Dataset records
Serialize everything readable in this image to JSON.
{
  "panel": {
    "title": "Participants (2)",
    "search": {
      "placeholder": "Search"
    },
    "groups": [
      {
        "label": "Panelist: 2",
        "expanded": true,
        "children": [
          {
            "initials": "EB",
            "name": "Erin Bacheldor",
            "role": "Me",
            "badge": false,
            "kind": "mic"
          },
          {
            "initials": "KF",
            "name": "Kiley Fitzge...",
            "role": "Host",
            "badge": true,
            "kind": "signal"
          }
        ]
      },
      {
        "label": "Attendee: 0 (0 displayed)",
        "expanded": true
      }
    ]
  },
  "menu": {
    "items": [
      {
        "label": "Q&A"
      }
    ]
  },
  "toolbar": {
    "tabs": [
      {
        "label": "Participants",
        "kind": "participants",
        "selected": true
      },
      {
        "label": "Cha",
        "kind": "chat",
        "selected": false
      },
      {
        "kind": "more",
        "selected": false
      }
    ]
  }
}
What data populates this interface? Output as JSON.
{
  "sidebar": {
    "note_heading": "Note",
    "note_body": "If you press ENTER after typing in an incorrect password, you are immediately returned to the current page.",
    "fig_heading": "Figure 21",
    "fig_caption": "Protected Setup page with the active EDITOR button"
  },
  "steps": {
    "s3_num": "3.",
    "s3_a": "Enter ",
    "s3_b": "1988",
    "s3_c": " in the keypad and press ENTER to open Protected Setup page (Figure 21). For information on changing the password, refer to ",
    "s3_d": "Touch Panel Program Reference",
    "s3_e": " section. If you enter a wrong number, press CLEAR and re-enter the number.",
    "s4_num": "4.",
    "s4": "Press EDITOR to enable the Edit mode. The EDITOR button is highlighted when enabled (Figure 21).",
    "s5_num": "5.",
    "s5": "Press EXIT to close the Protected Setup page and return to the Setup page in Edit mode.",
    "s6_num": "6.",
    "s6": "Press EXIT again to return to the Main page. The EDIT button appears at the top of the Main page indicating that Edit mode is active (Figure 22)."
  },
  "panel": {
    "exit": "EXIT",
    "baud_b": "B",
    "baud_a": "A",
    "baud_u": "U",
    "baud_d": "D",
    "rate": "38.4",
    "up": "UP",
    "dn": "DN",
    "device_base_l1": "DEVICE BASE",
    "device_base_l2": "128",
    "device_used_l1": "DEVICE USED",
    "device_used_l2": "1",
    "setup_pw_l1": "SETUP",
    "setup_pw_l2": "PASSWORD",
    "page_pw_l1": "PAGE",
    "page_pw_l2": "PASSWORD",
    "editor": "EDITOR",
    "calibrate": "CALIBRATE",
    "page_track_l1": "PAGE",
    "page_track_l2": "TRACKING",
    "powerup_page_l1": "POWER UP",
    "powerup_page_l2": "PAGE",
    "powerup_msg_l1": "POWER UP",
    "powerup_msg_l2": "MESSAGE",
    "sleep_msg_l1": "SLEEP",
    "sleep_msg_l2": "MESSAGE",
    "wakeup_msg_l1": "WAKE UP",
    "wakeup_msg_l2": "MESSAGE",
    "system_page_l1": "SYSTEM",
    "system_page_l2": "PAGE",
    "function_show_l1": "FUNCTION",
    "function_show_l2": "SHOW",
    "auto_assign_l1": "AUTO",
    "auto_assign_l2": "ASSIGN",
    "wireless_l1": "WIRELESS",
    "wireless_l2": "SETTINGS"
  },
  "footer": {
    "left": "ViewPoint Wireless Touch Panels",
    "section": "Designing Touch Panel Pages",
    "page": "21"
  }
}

[STATED GOAL] Give a single number: the count of lines above that include the word "active".

[EXERCISE OUTPUT] 2